━━━ ENTRIES SHOWN

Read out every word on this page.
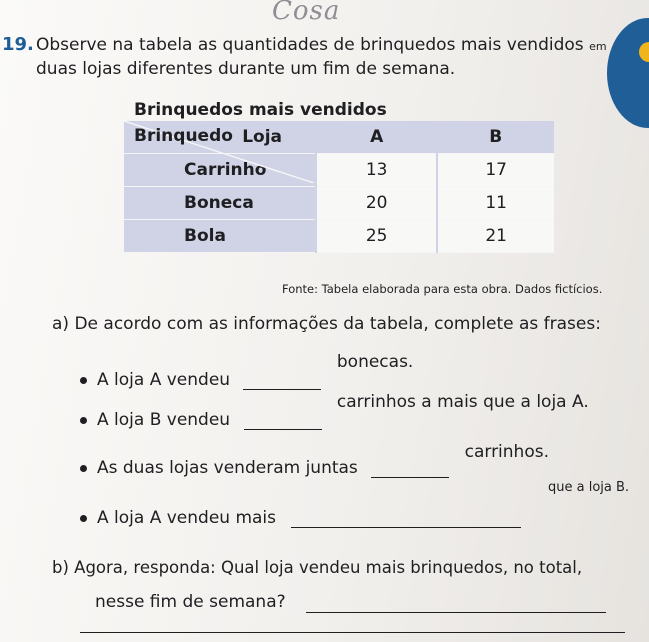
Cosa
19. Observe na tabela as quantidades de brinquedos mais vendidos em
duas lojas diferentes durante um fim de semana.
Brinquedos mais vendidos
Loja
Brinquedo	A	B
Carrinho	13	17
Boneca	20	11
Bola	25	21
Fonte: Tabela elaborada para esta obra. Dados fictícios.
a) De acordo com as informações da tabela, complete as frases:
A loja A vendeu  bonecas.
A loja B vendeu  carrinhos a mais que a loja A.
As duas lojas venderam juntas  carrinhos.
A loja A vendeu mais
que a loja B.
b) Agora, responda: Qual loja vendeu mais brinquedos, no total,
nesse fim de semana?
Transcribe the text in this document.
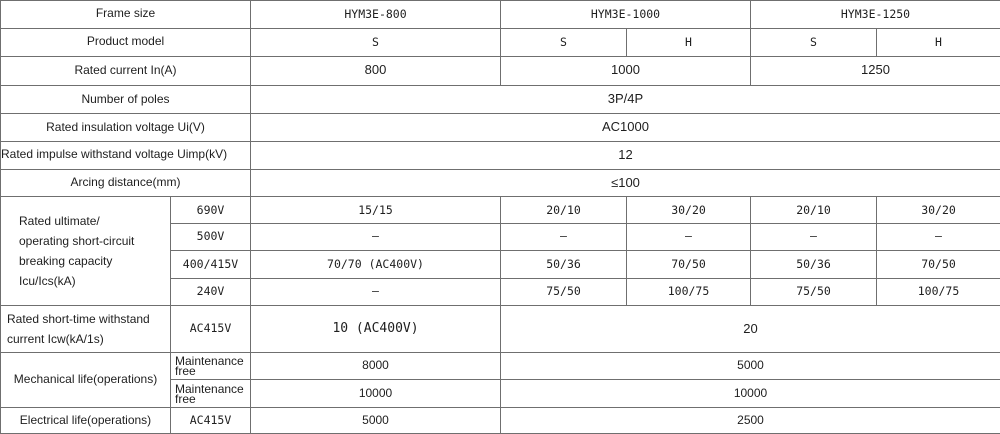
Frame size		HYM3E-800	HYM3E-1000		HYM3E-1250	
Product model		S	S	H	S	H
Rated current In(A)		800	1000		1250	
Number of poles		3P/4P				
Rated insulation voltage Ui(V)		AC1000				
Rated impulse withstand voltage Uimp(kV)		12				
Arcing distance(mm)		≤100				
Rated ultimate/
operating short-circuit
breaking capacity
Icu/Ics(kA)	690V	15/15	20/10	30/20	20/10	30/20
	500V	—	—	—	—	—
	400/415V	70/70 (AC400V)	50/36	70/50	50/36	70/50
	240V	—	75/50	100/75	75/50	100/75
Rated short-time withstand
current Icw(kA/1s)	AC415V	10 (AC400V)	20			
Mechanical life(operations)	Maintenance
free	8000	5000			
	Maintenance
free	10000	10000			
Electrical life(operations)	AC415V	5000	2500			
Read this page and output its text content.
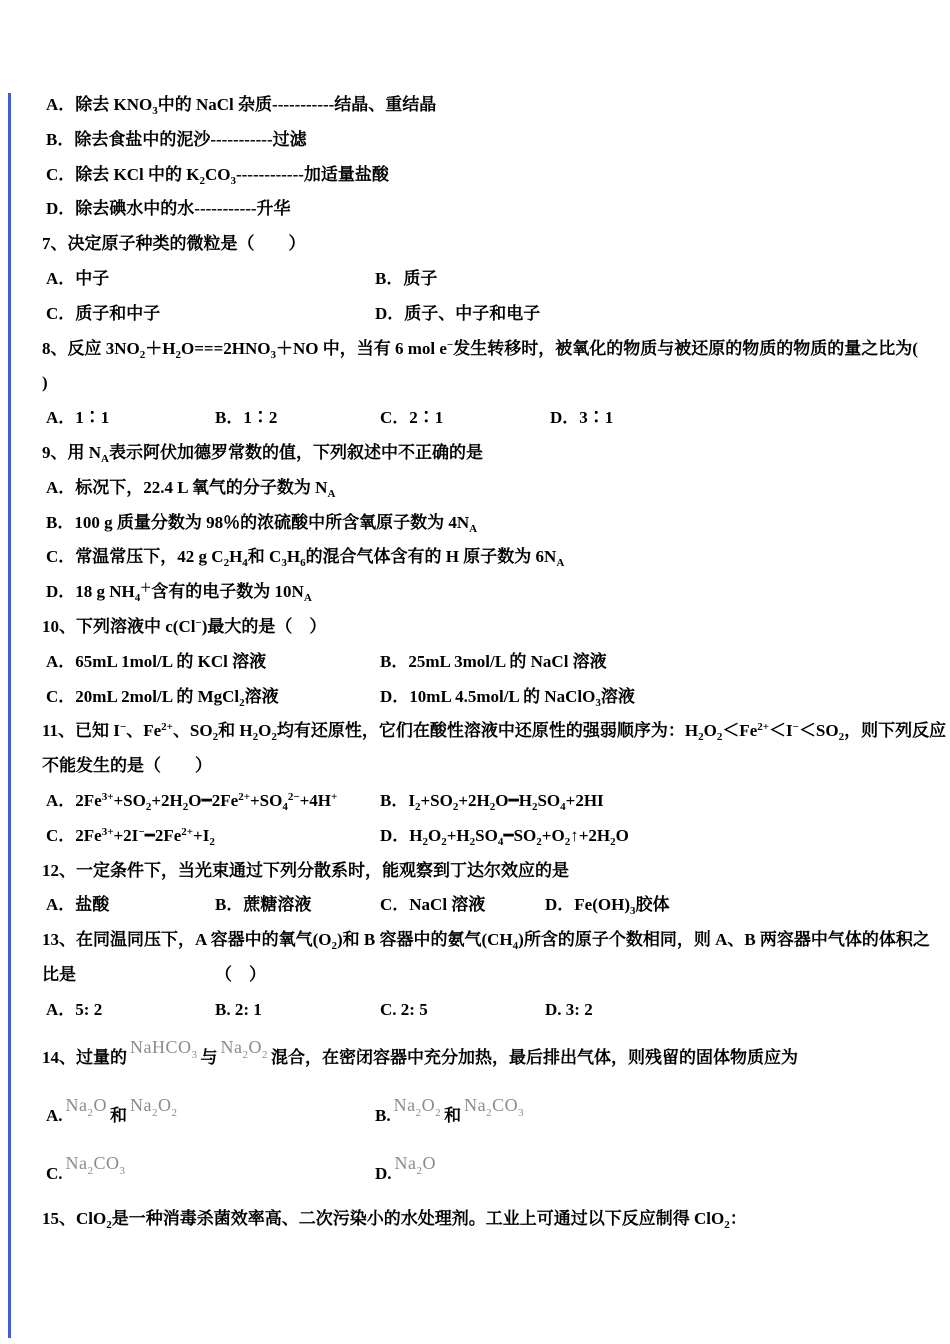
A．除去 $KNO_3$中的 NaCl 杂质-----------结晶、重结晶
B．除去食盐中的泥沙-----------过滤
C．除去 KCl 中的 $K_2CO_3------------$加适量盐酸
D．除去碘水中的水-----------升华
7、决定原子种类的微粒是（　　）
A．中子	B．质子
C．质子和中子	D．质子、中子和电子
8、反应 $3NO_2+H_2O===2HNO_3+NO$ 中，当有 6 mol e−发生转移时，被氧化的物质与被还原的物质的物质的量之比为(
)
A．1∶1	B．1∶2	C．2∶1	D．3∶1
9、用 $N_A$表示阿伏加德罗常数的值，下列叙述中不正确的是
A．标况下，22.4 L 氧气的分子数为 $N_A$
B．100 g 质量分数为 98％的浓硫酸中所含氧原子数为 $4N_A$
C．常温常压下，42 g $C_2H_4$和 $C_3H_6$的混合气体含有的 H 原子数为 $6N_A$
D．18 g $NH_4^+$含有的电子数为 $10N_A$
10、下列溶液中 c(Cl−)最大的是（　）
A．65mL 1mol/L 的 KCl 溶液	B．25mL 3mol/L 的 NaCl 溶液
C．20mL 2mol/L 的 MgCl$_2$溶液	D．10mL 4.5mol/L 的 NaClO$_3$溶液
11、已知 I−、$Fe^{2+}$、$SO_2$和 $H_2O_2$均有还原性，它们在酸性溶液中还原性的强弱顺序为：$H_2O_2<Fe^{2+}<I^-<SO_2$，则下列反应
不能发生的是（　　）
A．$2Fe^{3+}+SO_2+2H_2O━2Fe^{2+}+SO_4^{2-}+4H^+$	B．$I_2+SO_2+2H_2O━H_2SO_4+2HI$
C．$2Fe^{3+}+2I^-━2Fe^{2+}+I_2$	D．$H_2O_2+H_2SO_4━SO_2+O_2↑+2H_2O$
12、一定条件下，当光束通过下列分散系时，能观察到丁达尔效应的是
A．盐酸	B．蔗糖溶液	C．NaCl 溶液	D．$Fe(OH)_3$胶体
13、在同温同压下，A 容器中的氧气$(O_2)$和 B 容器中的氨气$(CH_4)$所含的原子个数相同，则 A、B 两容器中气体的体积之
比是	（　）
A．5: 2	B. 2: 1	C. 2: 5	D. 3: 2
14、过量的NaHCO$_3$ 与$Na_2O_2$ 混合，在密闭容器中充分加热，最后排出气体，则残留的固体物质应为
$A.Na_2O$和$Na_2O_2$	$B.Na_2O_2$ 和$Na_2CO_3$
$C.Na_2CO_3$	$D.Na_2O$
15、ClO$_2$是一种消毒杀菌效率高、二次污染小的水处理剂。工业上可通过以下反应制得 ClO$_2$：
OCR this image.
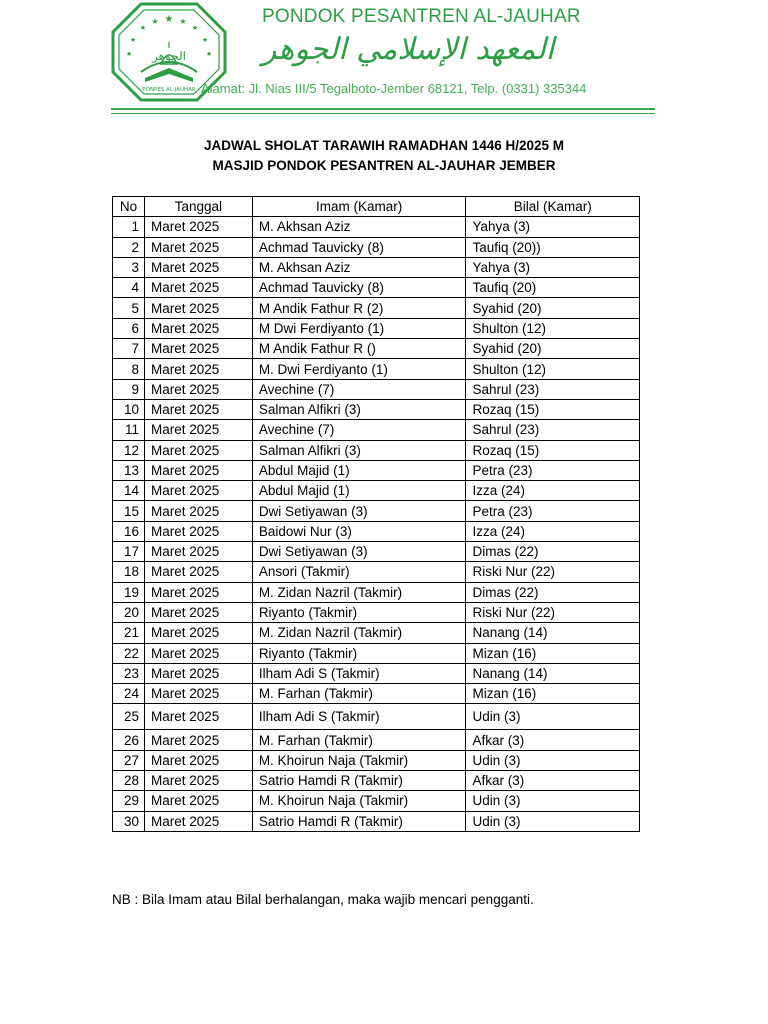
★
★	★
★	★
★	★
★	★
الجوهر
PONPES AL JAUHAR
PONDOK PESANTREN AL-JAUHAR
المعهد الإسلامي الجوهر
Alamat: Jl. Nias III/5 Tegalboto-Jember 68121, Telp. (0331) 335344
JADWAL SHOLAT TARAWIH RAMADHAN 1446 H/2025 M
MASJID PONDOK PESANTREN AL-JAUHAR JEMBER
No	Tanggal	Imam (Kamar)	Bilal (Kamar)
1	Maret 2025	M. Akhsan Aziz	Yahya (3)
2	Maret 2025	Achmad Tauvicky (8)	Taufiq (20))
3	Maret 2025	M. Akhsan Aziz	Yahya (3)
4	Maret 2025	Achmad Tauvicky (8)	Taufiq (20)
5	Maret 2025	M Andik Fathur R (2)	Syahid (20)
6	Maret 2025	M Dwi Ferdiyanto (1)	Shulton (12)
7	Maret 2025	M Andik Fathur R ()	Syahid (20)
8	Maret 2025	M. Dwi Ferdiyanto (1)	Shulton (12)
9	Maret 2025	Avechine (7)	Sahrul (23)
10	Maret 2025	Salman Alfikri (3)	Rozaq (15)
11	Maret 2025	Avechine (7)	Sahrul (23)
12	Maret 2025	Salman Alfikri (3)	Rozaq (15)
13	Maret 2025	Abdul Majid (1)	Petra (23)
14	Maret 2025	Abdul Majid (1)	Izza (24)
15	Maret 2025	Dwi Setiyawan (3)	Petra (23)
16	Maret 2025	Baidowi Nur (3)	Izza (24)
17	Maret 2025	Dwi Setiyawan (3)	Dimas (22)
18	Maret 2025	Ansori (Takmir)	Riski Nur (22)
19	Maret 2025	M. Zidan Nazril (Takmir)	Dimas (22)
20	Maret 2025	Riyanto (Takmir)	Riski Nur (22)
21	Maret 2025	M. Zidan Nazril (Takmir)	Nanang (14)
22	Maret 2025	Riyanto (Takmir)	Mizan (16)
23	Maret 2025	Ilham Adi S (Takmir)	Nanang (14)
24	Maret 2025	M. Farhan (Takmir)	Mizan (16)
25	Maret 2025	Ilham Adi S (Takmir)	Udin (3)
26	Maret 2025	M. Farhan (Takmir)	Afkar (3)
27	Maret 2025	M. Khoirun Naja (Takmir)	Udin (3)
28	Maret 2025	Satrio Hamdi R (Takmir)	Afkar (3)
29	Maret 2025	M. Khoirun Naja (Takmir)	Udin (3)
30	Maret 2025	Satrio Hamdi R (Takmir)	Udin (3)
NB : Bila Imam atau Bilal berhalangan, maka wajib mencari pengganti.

━━━━━━

WRITTEN EXERCISE. The records above are to be reproduced exactly; the pictures are to be left out.

TASK RESPONSE.
Read out every word on this page.
Cosa
19. Observe na tabela as quantidades de brinquedos mais vendidos em
duas lojas diferentes durante um fim de semana.
Brinquedos mais vendidos
Loja
Brinquedo	A	B
Carrinho	13	17
Boneca	20	11
Bola	25	21
Fonte: Tabela elaborada para esta obra. Dados fictícios.
a) De acordo com as informações da tabela, complete as frases:
A loja A vendeu  bonecas.
A loja B vendeu  carrinhos a mais que a loja A.
As duas lojas venderam juntas  carrinhos.
A loja A vendeu mais
que a loja B.
b) Agora, responda: Qual loja vendeu mais brinquedos, no total,
nesse fim de semana?
Transcribe the text in this document.
Frame size		HYM3E-800	HYM3E-1000		HYM3E-1250	
Product model		S	S	H	S	H
Rated current In(A)		800	1000		1250	
Number of poles		3P/4P				
Rated insulation voltage Ui(V)		AC1000				
Rated impulse withstand voltage Uimp(kV)		12				
Arcing distance(mm)		≤100				
Rated ultimate/
operating short-circuit
breaking capacity
Icu/Ics(kA)	690V	15/15	20/10	30/20	20/10	30/20
	500V	—	—	—	—	—
	400/415V	70/70 (AC400V)	50/36	70/50	50/36	70/50
	240V	—	75/50	100/75	75/50	100/75
Rated short-time withstand
current Icw(kA/1s)	AC415V	10 (AC400V)	20			
Mechanical life(operations)	Maintenance
free	8000	5000			
	Maintenance
free	10000	10000			
Electrical life(operations)	AC415V	5000	2500			
Read this page and output its text content.
A．除去 $KNO_3$中的 NaCl 杂质-----------结晶、重结晶
B．除去食盐中的泥沙-----------过滤
C．除去 KCl 中的 $K_2CO_3------------$加适量盐酸
D．除去碘水中的水-----------升华
7、决定原子种类的微粒是（　　）
A．中子	B．质子
C．质子和中子	D．质子、中子和电子
8、反应 $3NO_2+H_2O===2HNO_3+NO$ 中，当有 6 mol e−发生转移时，被氧化的物质与被还原的物质的物质的量之比为(
)
A．1∶1	B．1∶2	C．2∶1	D．3∶1
9、用 $N_A$表示阿伏加德罗常数的值，下列叙述中不正确的是
A．标况下，22.4 L 氧气的分子数为 $N_A$
B．100 g 质量分数为 98％的浓硫酸中所含氧原子数为 $4N_A$
C．常温常压下，42 g $C_2H_4$和 $C_3H_6$的混合气体含有的 H 原子数为 $6N_A$
D．18 g $NH_4^+$含有的电子数为 $10N_A$
10、下列溶液中 c(Cl−)最大的是（　）
A．65mL 1mol/L 的 KCl 溶液	B．25mL 3mol/L 的 NaCl 溶液
C．20mL 2mol/L 的 MgCl$_2$溶液	D．10mL 4.5mol/L 的 NaClO$_3$溶液
11、已知 I−、$Fe^{2+}$、$SO_2$和 $H_2O_2$均有还原性，它们在酸性溶液中还原性的强弱顺序为：$H_2O_2<Fe^{2+}<I^-<SO_2$，则下列反应
不能发生的是（　　）
A．$2Fe^{3+}+SO_2+2H_2O━2Fe^{2+}+SO_4^{2-}+4H^+$	B．$I_2+SO_2+2H_2O━H_2SO_4+2HI$
C．$2Fe^{3+}+2I^-━2Fe^{2+}+I_2$	D．$H_2O_2+H_2SO_4━SO_2+O_2↑+2H_2O$
12、一定条件下，当光束通过下列分散系时，能观察到丁达尔效应的是
A．盐酸	B．蔗糖溶液	C．NaCl 溶液	D．$Fe(OH)_3$胶体
13、在同温同压下，A 容器中的氧气$(O_2)$和 B 容器中的氨气$(CH_4)$所含的原子个数相同，则 A、B 两容器中气体的体积之
比是	（　）
A．5: 2	B. 2: 1	C. 2: 5	D. 3: 2
14、过量的NaHCO$_3$ 与$Na_2O_2$ 混合，在密闭容器中充分加热，最后排出气体，则残留的固体物质应为
$A.Na_2O$和$Na_2O_2$	$B.Na_2O_2$ 和$Na_2CO_3$
$C.Na_2CO_3$	$D.Na_2O$
15、ClO$_2$是一种消毒杀菌效率高、二次污染小的水处理剂。工业上可通过以下反应制得 ClO$_2$：
OCR this image.
★
★	★
★	★
★	★
★	★
الجوهر
PONPES AL JAUHAR
PONDOK PESANTREN AL-JAUHAR
المعهد الإسلامي الجوهر
Alamat: Jl. Nias III/5 Tegalboto-Jember 68121, Telp. (0331) 335344
JADWAL SHOLAT TARAWIH RAMADHAN 1446 H/2025 M
MASJID PONDOK PESANTREN AL-JAUHAR JEMBER
No	Tanggal	Imam (Kamar)	Bilal (Kamar)
1	Maret 2025	M. Akhsan Aziz	Yahya (3)
2	Maret 2025	Achmad Tauvicky (8)	Taufiq (20))
3	Maret 2025	M. Akhsan Aziz	Yahya (3)
4	Maret 2025	Achmad Tauvicky (8)	Taufiq (20)
5	Maret 2025	M Andik Fathur R (2)	Syahid (20)
6	Maret 2025	M Dwi Ferdiyanto (1)	Shulton (12)
7	Maret 2025	M Andik Fathur R ()	Syahid (20)
8	Maret 2025	M. Dwi Ferdiyanto (1)	Shulton (12)
9	Maret 2025	Avechine (7)	Sahrul (23)
10	Maret 2025	Salman Alfikri (3)	Rozaq (15)
11	Maret 2025	Avechine (7)	Sahrul (23)
12	Maret 2025	Salman Alfikri (3)	Rozaq (15)
13	Maret 2025	Abdul Majid (1)	Petra (23)
14	Maret 2025	Abdul Majid (1)	Izza (24)
15	Maret 2025	Dwi Setiyawan (3)	Petra (23)
16	Maret 2025	Baidowi Nur (3)	Izza (24)
17	Maret 2025	Dwi Setiyawan (3)	Dimas (22)
18	Maret 2025	Ansori (Takmir)	Riski Nur (22)
19	Maret 2025	M. Zidan Nazril (Takmir)	Dimas (22)
20	Maret 2025	Riyanto (Takmir)	Riski Nur (22)
21	Maret 2025	M. Zidan Nazril (Takmir)	Nanang (14)
22	Maret 2025	Riyanto (Takmir)	Mizan (16)
23	Maret 2025	Ilham Adi S (Takmir)	Nanang (14)
24	Maret 2025	M. Farhan (Takmir)	Mizan (16)
25	Maret 2025	Ilham Adi S (Takmir)	Udin (3)
26	Maret 2025	M. Farhan (Takmir)	Afkar (3)
27	Maret 2025	M. Khoirun Naja (Takmir)	Udin (3)
28	Maret 2025	Satrio Hamdi R (Takmir)	Afkar (3)
29	Maret 2025	M. Khoirun Naja (Takmir)	Udin (3)
30	Maret 2025	Satrio Hamdi R (Takmir)	Udin (3)
NB : Bila Imam atau Bilal berhalangan, maka wajib mencari pengganti.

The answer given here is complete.